- Assignment -
Take each line of the data that contains the string "réactions" and copy it.

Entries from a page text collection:
------------------------------------------------------------
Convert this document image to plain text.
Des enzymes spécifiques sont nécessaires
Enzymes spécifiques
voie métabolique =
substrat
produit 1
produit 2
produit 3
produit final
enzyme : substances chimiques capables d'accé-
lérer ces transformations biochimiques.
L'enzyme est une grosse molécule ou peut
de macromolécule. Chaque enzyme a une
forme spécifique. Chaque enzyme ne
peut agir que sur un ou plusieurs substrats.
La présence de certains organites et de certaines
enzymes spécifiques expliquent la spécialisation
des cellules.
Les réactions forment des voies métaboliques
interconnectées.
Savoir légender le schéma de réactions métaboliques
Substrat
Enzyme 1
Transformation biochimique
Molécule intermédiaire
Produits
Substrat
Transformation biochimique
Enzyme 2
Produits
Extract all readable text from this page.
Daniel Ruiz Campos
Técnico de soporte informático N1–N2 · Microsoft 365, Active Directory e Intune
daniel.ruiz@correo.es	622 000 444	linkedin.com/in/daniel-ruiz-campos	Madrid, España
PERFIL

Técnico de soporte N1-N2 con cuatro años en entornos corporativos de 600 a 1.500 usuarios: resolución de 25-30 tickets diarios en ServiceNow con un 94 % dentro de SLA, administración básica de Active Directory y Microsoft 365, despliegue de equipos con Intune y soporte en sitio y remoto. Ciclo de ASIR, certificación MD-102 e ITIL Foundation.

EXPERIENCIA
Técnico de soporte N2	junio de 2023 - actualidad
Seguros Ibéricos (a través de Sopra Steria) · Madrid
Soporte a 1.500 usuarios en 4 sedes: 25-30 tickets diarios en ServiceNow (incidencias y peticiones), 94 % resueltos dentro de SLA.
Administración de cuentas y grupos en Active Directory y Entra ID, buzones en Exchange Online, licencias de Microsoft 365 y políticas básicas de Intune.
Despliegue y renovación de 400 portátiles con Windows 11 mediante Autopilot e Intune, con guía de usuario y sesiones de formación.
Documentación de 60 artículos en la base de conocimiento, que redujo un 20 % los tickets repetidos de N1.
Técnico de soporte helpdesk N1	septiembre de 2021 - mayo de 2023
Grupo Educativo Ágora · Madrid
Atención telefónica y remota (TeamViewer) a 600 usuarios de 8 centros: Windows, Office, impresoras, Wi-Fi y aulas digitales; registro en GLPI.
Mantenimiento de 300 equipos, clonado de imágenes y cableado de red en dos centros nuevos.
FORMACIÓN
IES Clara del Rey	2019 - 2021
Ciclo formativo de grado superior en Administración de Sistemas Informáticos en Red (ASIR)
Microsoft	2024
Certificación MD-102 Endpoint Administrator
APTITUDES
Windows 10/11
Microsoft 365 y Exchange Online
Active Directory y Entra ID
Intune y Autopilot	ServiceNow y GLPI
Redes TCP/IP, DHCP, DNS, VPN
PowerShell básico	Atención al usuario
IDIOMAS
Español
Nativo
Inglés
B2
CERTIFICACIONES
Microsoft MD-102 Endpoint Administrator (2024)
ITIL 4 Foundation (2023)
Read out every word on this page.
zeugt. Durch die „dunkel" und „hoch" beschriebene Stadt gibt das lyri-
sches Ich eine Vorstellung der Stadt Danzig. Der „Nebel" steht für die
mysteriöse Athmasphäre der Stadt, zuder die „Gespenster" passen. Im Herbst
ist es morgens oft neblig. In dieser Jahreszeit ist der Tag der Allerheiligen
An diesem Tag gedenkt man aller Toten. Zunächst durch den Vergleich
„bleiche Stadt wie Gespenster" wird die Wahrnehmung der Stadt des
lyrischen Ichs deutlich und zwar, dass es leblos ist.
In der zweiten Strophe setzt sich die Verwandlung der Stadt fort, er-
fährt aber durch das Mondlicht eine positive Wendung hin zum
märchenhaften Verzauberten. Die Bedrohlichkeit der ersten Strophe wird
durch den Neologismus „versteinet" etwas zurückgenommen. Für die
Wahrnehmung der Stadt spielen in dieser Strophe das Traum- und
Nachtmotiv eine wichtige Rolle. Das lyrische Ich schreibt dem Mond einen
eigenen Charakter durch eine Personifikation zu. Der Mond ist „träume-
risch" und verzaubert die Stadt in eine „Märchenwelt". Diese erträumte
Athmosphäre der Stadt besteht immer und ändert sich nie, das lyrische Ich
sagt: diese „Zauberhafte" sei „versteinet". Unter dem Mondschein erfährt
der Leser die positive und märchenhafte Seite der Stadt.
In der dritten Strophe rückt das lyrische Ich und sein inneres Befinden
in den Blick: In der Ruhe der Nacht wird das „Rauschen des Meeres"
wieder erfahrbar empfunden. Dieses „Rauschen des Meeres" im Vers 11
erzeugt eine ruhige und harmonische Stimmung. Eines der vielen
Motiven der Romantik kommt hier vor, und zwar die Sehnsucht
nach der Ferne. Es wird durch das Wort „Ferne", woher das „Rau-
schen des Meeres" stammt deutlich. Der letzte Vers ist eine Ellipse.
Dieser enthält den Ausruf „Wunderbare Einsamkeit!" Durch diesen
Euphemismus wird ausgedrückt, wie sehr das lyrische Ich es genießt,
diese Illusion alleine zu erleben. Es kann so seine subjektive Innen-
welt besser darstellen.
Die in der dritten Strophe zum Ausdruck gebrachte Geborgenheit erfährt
------------------------------------------------------------
- Answer space -
Les réactions forment des voies métaboliques
Savoir légender le schéma de réactions métaboliques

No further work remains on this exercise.